REQUIREMENTS – Copy the rows below word for word, starting at the line with "point xyxy=(230,91,238,100)" and continuing through the line with "Give bounding boxes".

[Rows from a data source]
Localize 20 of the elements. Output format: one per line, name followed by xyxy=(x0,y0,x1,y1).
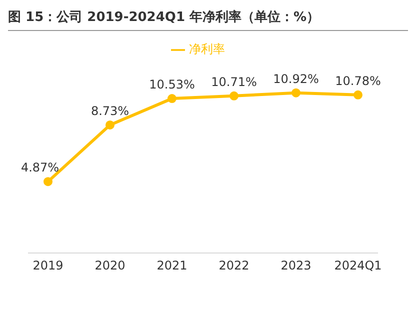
point xyxy=(230,91,238,100)
point xyxy=(354,90,362,100)
legend-label: 净利率 xyxy=(189,42,225,56)
x-tick-label: 2022 xyxy=(218,258,250,273)
point xyxy=(292,88,300,98)
data-label: 10.78% xyxy=(335,74,381,88)
point xyxy=(106,120,114,130)
chart-title: 图 15：公司 2019-2024Q1 年净利率（单位：%） xyxy=(8,8,408,31)
x-tick-label: 2019 xyxy=(32,258,64,273)
x-tick-label: 2024Q1 xyxy=(334,258,382,273)
x-tick-label: 2021 xyxy=(156,258,188,273)
data-label: 10.71% xyxy=(211,74,257,89)
x-tick-label: 2023 xyxy=(280,258,312,273)
point xyxy=(168,94,176,104)
point xyxy=(44,177,52,186)
data-label: 8.73% xyxy=(90,104,130,118)
x-tick-label: 2020 xyxy=(94,258,126,273)
data-label: 10.92% xyxy=(273,72,319,86)
data-label: 4.87% xyxy=(20,160,60,175)
data-label: 10.53% xyxy=(149,78,195,92)
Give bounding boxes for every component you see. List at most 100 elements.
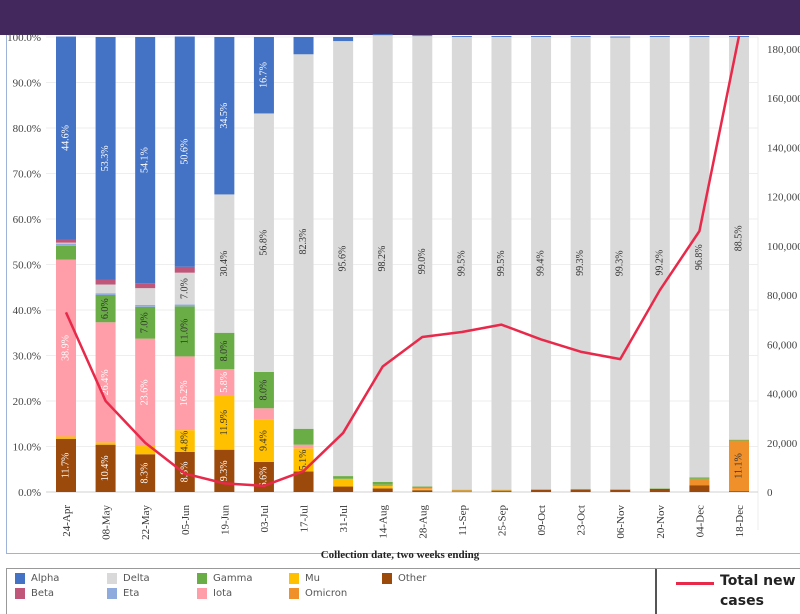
bar-segment-gamma — [452, 490, 472, 491]
y-tick-label: 30.0% — [13, 351, 41, 363]
legend-swatch — [289, 573, 299, 584]
bar-segment-beta — [96, 280, 116, 285]
bar-segment-iota — [294, 445, 314, 449]
bar-segment-gamma — [412, 487, 432, 488]
bar-segment-beta — [135, 283, 155, 288]
data-label: 10.4% — [100, 455, 111, 481]
legend-swatch — [107, 588, 117, 599]
data-label: 88.5% — [734, 225, 745, 251]
legend-swatch — [107, 573, 117, 584]
legend-swatch — [15, 573, 25, 584]
legend-label: Iota — [213, 588, 232, 599]
y-tick-label: 20.0% — [13, 396, 41, 408]
data-label: 9.3% — [219, 460, 230, 481]
bar-segment-gamma — [571, 489, 591, 490]
data-label: 16.2% — [179, 380, 190, 406]
bar-segment-other — [373, 488, 393, 492]
legend-label: Eta — [123, 588, 139, 599]
variant-proportion-chart: 0.0%10.0%20.0%30.0%40.0%50.0%60.0%70.0%8… — [0, 0, 800, 545]
data-label: 44.6% — [61, 125, 72, 151]
data-label: 54.1% — [140, 147, 151, 173]
data-label: 11.0% — [179, 319, 190, 344]
x-tick-label: 06-Nov — [615, 505, 627, 539]
bar-segment-eta — [175, 305, 195, 307]
legend-label: Beta — [31, 588, 54, 599]
legend-item-delta: Delta — [107, 573, 150, 584]
x-tick-label: 08-May — [101, 505, 113, 540]
y2-tick-label: 140,000 — [767, 142, 800, 154]
bar-segment-delta — [56, 243, 76, 244]
data-label: 30.4% — [219, 251, 230, 277]
legend-label: Other — [398, 573, 426, 584]
bar-segment-gamma — [610, 489, 630, 490]
data-label: 23.6% — [140, 379, 151, 405]
bar-segment-omicron — [689, 479, 709, 485]
data-label: 8.0% — [219, 341, 230, 362]
x-tick-label: 28-Aug — [417, 505, 429, 539]
bar-segment-other — [491, 491, 511, 492]
x-tick-label: 03-Jul — [259, 505, 271, 533]
legend-item-other: Other — [382, 573, 426, 584]
bar-segment-omicron — [412, 488, 432, 489]
data-label: 99.5% — [456, 250, 467, 276]
bar-segment-other — [531, 490, 551, 492]
bar-segment-gamma — [491, 490, 511, 491]
data-label: 99.0% — [417, 248, 428, 274]
bar-segment-other — [452, 492, 472, 493]
legend-swatch — [197, 573, 207, 584]
data-label: 56.8% — [258, 230, 269, 256]
bar-segment-gamma — [333, 476, 353, 479]
data-label: 53.3% — [100, 145, 111, 171]
legend-swatch — [289, 588, 299, 599]
bar-segment-iota — [254, 408, 274, 419]
data-label: 11.9% — [219, 410, 230, 435]
y-tick-label: 10.0% — [13, 442, 41, 454]
bar-segment-other — [571, 490, 591, 492]
y-tick-label: 0.0% — [18, 487, 41, 499]
data-label: 5.8% — [219, 372, 230, 393]
y-tick-label: 100.0% — [7, 32, 41, 44]
bar-segment-alpha — [689, 36, 709, 37]
bar-segment-gamma — [294, 429, 314, 445]
bar-segment-delta — [135, 288, 155, 305]
data-label: 99.3% — [615, 250, 626, 276]
data-label: 38.9% — [61, 335, 72, 361]
x-tick-label: 11-Sep — [457, 505, 469, 536]
bar-segment-alpha — [650, 36, 670, 37]
legend-label: Alpha — [31, 573, 59, 584]
bar-segment-gamma — [689, 477, 709, 478]
bar-segment-alpha — [491, 36, 511, 37]
y2-tick-label: 100,000 — [767, 241, 800, 253]
data-label: 11.1% — [734, 453, 745, 478]
data-label: 99.2% — [654, 250, 665, 276]
data-label: 82.3% — [298, 229, 309, 255]
bar-segment-eta — [96, 293, 116, 295]
x-tick-label: 25-Sep — [496, 505, 508, 537]
legend-item-mu: Mu — [289, 573, 320, 584]
bar-segment-omicron — [452, 490, 472, 491]
bar-segment-beta — [254, 113, 274, 114]
data-label: 95.6% — [338, 246, 349, 272]
bar-segment-other — [689, 485, 709, 492]
y-tick-label: 90.0% — [13, 78, 41, 90]
x-tick-label: 14-Aug — [378, 505, 390, 539]
x-tick-label: 05-Jun — [180, 505, 192, 535]
y-tick-label: 70.0% — [13, 169, 41, 181]
y2-tick-label: 120,000 — [767, 192, 800, 204]
bar-segment-beta — [56, 239, 76, 242]
legend-swatch — [15, 588, 25, 599]
bar-segment-alpha — [333, 37, 353, 41]
data-label: 99.5% — [496, 250, 507, 276]
bar-segment-delta — [96, 285, 116, 294]
bar-segment-mu — [333, 479, 353, 487]
x-axis-title: Collection date, two weeks ending — [0, 549, 800, 561]
x-tick-label: 04-Dec — [694, 505, 706, 537]
legend-item-omicron: Omicron — [289, 588, 347, 599]
data-label: 6.0% — [100, 298, 111, 319]
x-tick-label: 24-Apr — [61, 505, 73, 537]
bar-segment-eta — [135, 305, 155, 307]
data-label: 99.3% — [575, 250, 586, 276]
legend-label: Gamma — [213, 573, 253, 584]
x-tick-label: 22-May — [140, 505, 152, 540]
data-label: 8.0% — [258, 380, 269, 401]
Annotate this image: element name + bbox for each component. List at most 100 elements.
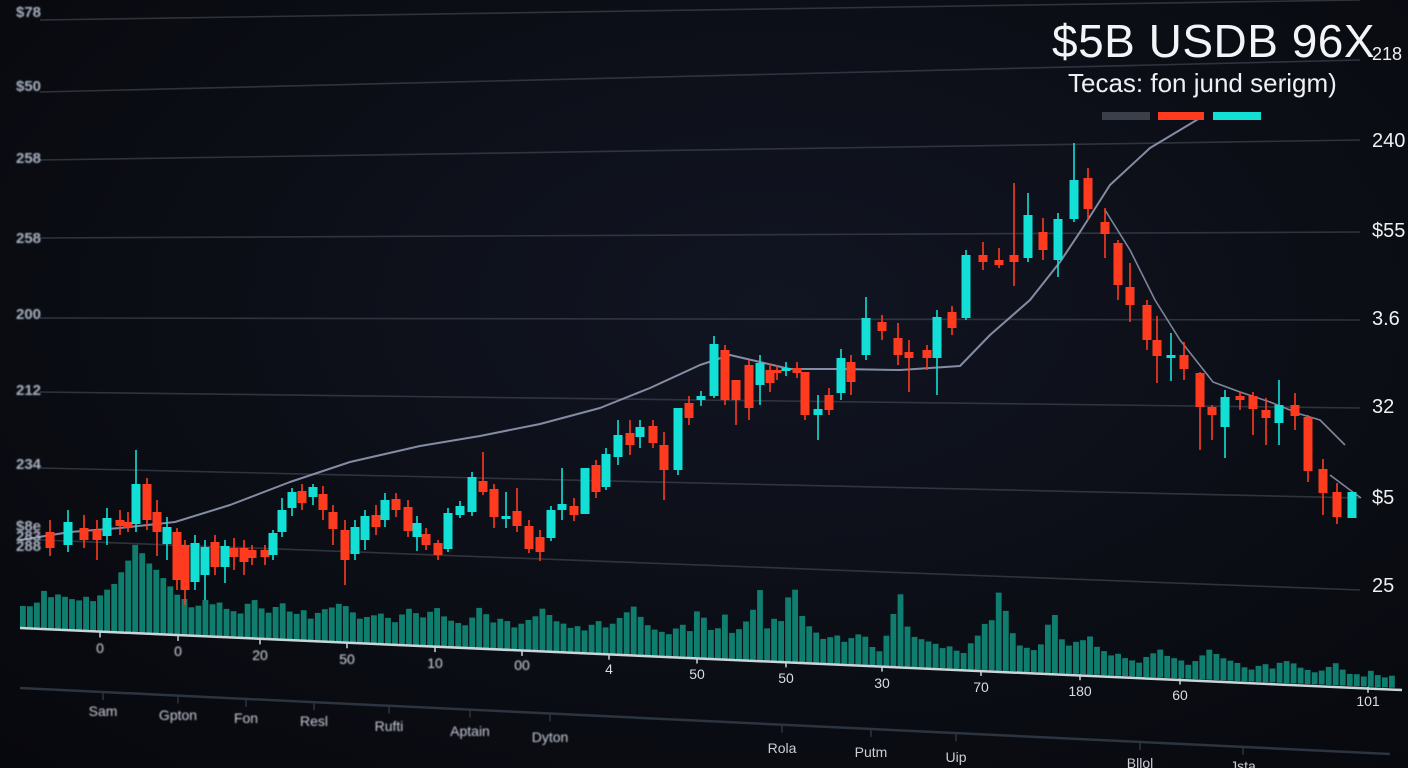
candle-down [328, 505, 338, 545]
right-y-label: $5 [1372, 487, 1395, 509]
candle-down [1113, 240, 1123, 300]
volume-bar [300, 610, 307, 641]
volume-bar [1129, 660, 1135, 677]
volume-bar [532, 616, 539, 651]
volume-bar [1045, 624, 1051, 673]
volume-bar [539, 608, 546, 651]
category-label: Fon [233, 710, 259, 726]
candle-down [893, 323, 903, 365]
volume-bar [553, 621, 560, 652]
volume-bar [595, 621, 602, 654]
right-y-label: 240 [1372, 130, 1406, 152]
volume-bar [1122, 658, 1128, 677]
volume-bar [350, 612, 356, 643]
volume-bar [848, 638, 855, 665]
volume-bar [1325, 666, 1332, 685]
volume-bar [139, 553, 146, 634]
volume-bar [1374, 675, 1381, 688]
candle-up [308, 484, 318, 505]
volume-bar [988, 620, 995, 671]
volume-bar [90, 601, 96, 632]
candle-up [467, 472, 477, 516]
volume-bar [637, 616, 644, 655]
candle-down [1009, 183, 1019, 286]
volume-bar [34, 602, 40, 629]
legend-swatch [1158, 112, 1204, 120]
grid-line [39, 539, 1361, 591]
volume-bar [27, 606, 33, 629]
volume-bar [371, 615, 377, 644]
candle-down [210, 535, 220, 575]
candle-down [765, 364, 775, 392]
candle-up [613, 420, 623, 465]
candle-up [861, 297, 871, 360]
volume-bar [209, 604, 216, 637]
candle-down [922, 345, 932, 370]
candle-down [180, 540, 190, 605]
volume-bar [385, 617, 391, 644]
volume-bar [167, 586, 174, 635]
candle-down [978, 242, 988, 270]
x-tick-label: 4 [605, 661, 613, 677]
volume-bar [392, 622, 398, 645]
volume-bar [357, 618, 363, 643]
candle-down [1125, 263, 1135, 322]
candle-down [1235, 392, 1245, 410]
x-tick-label: 101 [1356, 693, 1380, 709]
grid-line [39, 231, 1361, 239]
candle-up [131, 450, 141, 532]
volume-bar [1030, 650, 1037, 673]
volume-bar [321, 609, 328, 642]
volume-bar [574, 626, 581, 653]
volume-bar [97, 595, 103, 632]
candle-down [239, 540, 249, 575]
candle-down [1261, 398, 1271, 445]
volume-bar [939, 648, 946, 669]
candle-down [569, 498, 579, 521]
volume-bar [1360, 676, 1367, 687]
volume-bar [1227, 660, 1234, 681]
volume-bar [258, 608, 265, 639]
candle-up [1166, 333, 1176, 381]
candle-down [684, 396, 694, 425]
volume-bar [293, 613, 300, 640]
left-y-label: 283 [16, 528, 42, 545]
right-y-label: 3.6 [1372, 308, 1400, 330]
volume-bar [679, 624, 686, 657]
candle-down [403, 500, 413, 537]
volume-bar [658, 631, 665, 656]
category-label: Dyton [531, 729, 569, 745]
candle-down [421, 528, 431, 550]
candle-up [696, 391, 706, 406]
volume-bar [750, 609, 756, 660]
volume-bar [518, 623, 525, 650]
volume-bar [125, 560, 132, 633]
left-y-label: 288 [16, 538, 42, 555]
volume-bar [799, 616, 806, 662]
volume-histogram [20, 544, 1395, 688]
x-tick-label: 50 [778, 670, 794, 686]
volume-bar [1164, 655, 1171, 678]
volume-bar [743, 621, 749, 660]
grid-line [39, 0, 1361, 21]
candle-up [755, 355, 765, 405]
volume-bar [1346, 673, 1353, 686]
candle-up [781, 362, 791, 376]
volume-bar [932, 643, 939, 668]
volume-bar [307, 618, 314, 641]
candle-down [478, 452, 488, 495]
category-label: Gpton [158, 707, 198, 723]
left-y-label: 200 [16, 306, 42, 323]
volume-bar [567, 627, 574, 652]
category-axis-line [19, 686, 1391, 756]
volume-bar [708, 630, 714, 658]
volume-bar [279, 603, 286, 640]
category-label: Putm [854, 744, 888, 760]
candle-up [501, 492, 511, 528]
volume-bar [272, 607, 279, 639]
volume-bar [1108, 655, 1114, 676]
candle-up [1069, 143, 1079, 222]
volume-bar [1073, 641, 1079, 674]
volume-bar [265, 612, 272, 639]
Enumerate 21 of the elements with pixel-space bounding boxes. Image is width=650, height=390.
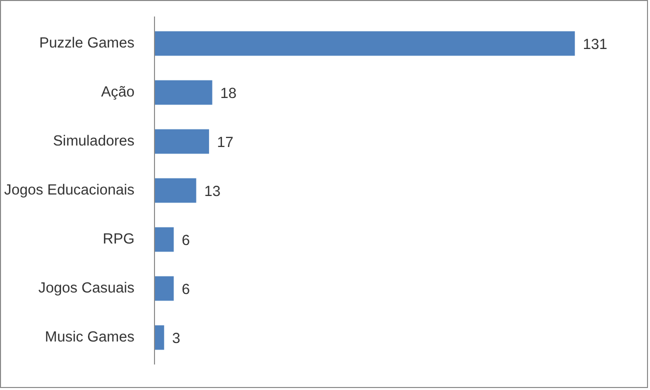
y-tick-label: Ação — [101, 84, 134, 100]
data-label: 6 — [182, 233, 190, 250]
bar — [154, 31, 575, 56]
bar — [154, 80, 212, 105]
data-label: 131 — [582, 36, 608, 53]
bar — [154, 276, 174, 301]
data-label: 17 — [217, 134, 234, 151]
bar — [154, 129, 210, 154]
y-tick-label: Music Games — [44, 330, 135, 346]
bar — [154, 227, 174, 252]
y-tick-label: RPG — [102, 232, 135, 248]
data-label: 18 — [220, 86, 237, 102]
y-tick-label: Puzzle Games — [39, 35, 135, 52]
y-tick-label: Jogos Educacionais — [4, 182, 135, 198]
data-label: 13 — [204, 184, 221, 200]
bar — [154, 325, 164, 350]
bar — [154, 178, 196, 203]
data-label: 3 — [172, 331, 180, 348]
y-tick-label: Simuladores — [53, 133, 135, 150]
y-tick-label: Jogos Casuais — [38, 280, 135, 297]
data-label: 6 — [182, 282, 190, 298]
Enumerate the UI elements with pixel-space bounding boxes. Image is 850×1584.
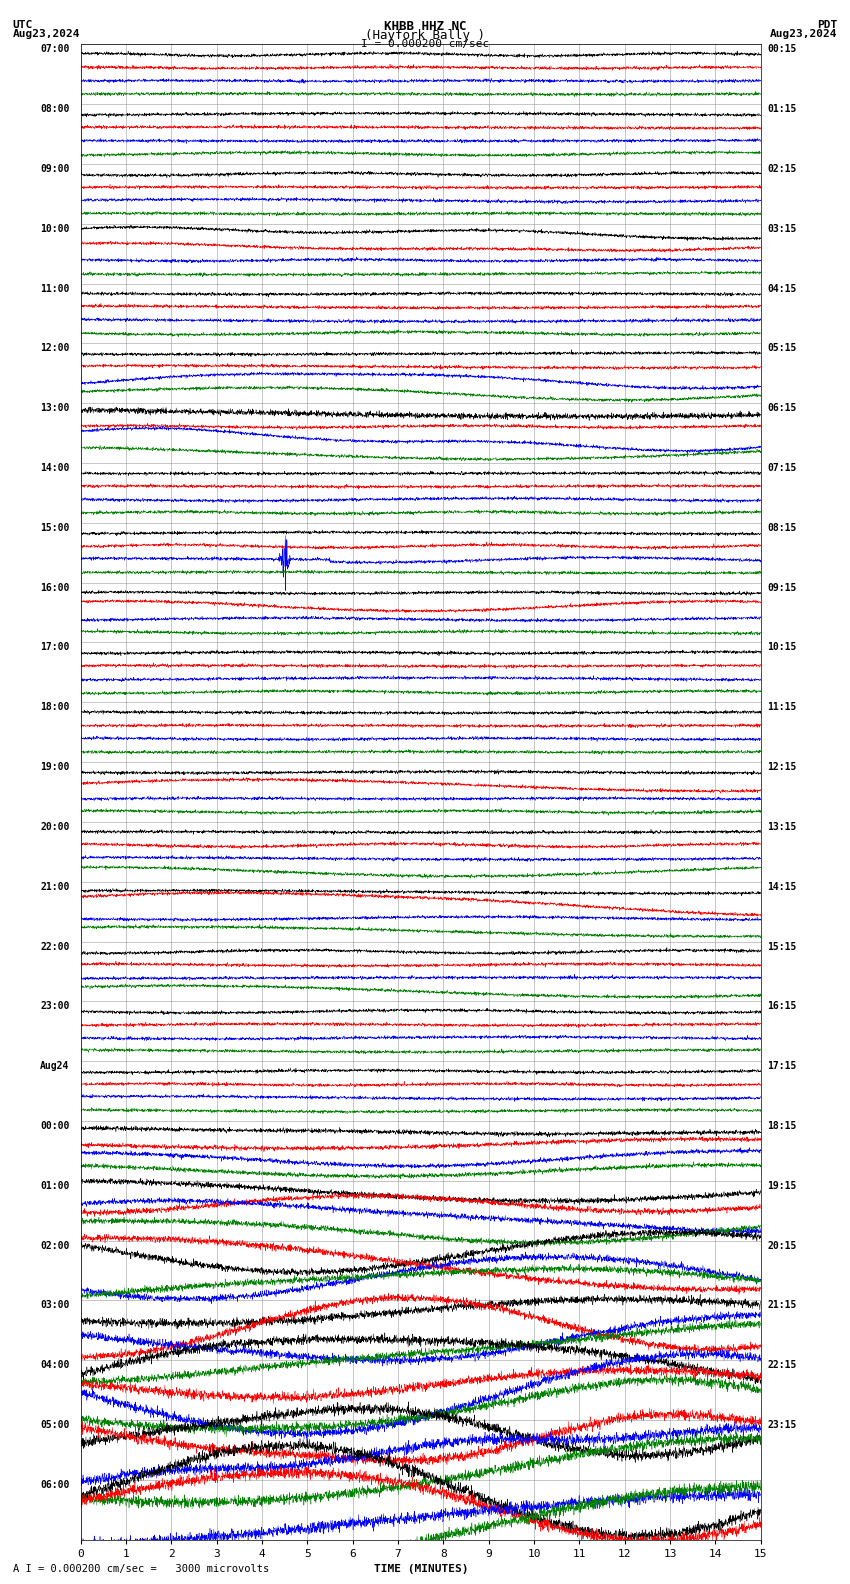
Text: 00:00: 00:00	[40, 1121, 70, 1131]
Text: 22:15: 22:15	[768, 1361, 797, 1370]
Text: 10:00: 10:00	[40, 223, 70, 234]
Text: 04:00: 04:00	[40, 1361, 70, 1370]
Text: UTC: UTC	[13, 19, 33, 30]
Text: 19:00: 19:00	[40, 762, 70, 771]
Text: 05:15: 05:15	[768, 344, 797, 353]
Text: 15:00: 15:00	[40, 523, 70, 532]
Text: 13:00: 13:00	[40, 404, 70, 413]
Text: 01:15: 01:15	[768, 105, 797, 114]
Text: 17:15: 17:15	[768, 1061, 797, 1071]
Text: 23:00: 23:00	[40, 1001, 70, 1011]
Text: 22:00: 22:00	[40, 941, 70, 952]
Text: 16:15: 16:15	[768, 1001, 797, 1011]
Text: 10:15: 10:15	[768, 643, 797, 653]
Text: 11:00: 11:00	[40, 284, 70, 293]
Text: A I = 0.000200 cm/sec =   3000 microvolts: A I = 0.000200 cm/sec = 3000 microvolts	[13, 1565, 269, 1574]
Text: 14:15: 14:15	[768, 882, 797, 892]
Text: (Hayfork Bally ): (Hayfork Bally )	[365, 29, 485, 43]
Text: 07:00: 07:00	[40, 44, 70, 54]
Text: 08:00: 08:00	[40, 105, 70, 114]
Text: 19:15: 19:15	[768, 1180, 797, 1191]
Text: I = 0.000200 cm/sec: I = 0.000200 cm/sec	[361, 38, 489, 49]
Text: 08:15: 08:15	[768, 523, 797, 532]
Text: 16:00: 16:00	[40, 583, 70, 592]
Text: Aug23,2024: Aug23,2024	[770, 29, 837, 40]
Text: 23:15: 23:15	[768, 1419, 797, 1430]
Text: 04:15: 04:15	[768, 284, 797, 293]
Text: 18:00: 18:00	[40, 702, 70, 713]
Text: 05:00: 05:00	[40, 1419, 70, 1430]
Text: 21:15: 21:15	[768, 1300, 797, 1310]
Text: 17:00: 17:00	[40, 643, 70, 653]
Text: 20:15: 20:15	[768, 1240, 797, 1251]
Text: 12:15: 12:15	[768, 762, 797, 771]
Text: 09:15: 09:15	[768, 583, 797, 592]
Text: Aug23,2024: Aug23,2024	[13, 29, 80, 40]
Text: 14:00: 14:00	[40, 463, 70, 474]
Text: 15:15: 15:15	[768, 941, 797, 952]
Text: 12:00: 12:00	[40, 344, 70, 353]
Text: 18:15: 18:15	[768, 1121, 797, 1131]
Text: 02:15: 02:15	[768, 165, 797, 174]
Text: 03:00: 03:00	[40, 1300, 70, 1310]
Text: 02:00: 02:00	[40, 1240, 70, 1251]
Text: 13:15: 13:15	[768, 822, 797, 832]
Text: 01:00: 01:00	[40, 1180, 70, 1191]
Text: 03:15: 03:15	[768, 223, 797, 234]
Text: 06:00: 06:00	[40, 1479, 70, 1491]
Text: 21:00: 21:00	[40, 882, 70, 892]
Text: 11:15: 11:15	[768, 702, 797, 713]
Text: 07:15: 07:15	[768, 463, 797, 474]
Text: 00:15: 00:15	[768, 44, 797, 54]
Text: 09:00: 09:00	[40, 165, 70, 174]
Text: Aug24: Aug24	[40, 1061, 70, 1071]
Text: PDT: PDT	[817, 19, 837, 30]
Text: 20:00: 20:00	[40, 822, 70, 832]
Text: 06:15: 06:15	[768, 404, 797, 413]
Text: KHBB HHZ NC: KHBB HHZ NC	[383, 19, 467, 33]
X-axis label: TIME (MINUTES): TIME (MINUTES)	[373, 1565, 468, 1574]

THE RESPONSE –
point xyxy=(230,91,238,100)
point xyxy=(354,90,362,100)
legend-label: 净利率 xyxy=(189,42,225,56)
x-tick-label: 2022 xyxy=(218,258,250,273)
point xyxy=(292,88,300,98)
data-label: 10.78% xyxy=(335,74,381,88)
point xyxy=(106,120,114,130)
chart-title: 图 15：公司 2019-2024Q1 年净利率（单位：%） xyxy=(8,8,408,31)
x-tick-label: 2019 xyxy=(32,258,64,273)
x-tick-label: 2024Q1 xyxy=(334,258,382,273)
x-tick-label: 2021 xyxy=(156,258,188,273)
data-label: 10.71% xyxy=(211,74,257,89)
x-tick-label: 2023 xyxy=(280,258,312,273)
point xyxy=(168,94,176,104)
point xyxy=(44,177,52,186)
data-label: 8.73% xyxy=(90,104,130,118)
x-tick-label: 2020 xyxy=(94,258,126,273)
data-label: 10.92% xyxy=(273,72,319,86)
data-label: 4.87% xyxy=(20,160,60,175)
data-label: 10.53% xyxy=(149,78,195,92)
Give bounding boxes for every component you see. List at most 100 elements.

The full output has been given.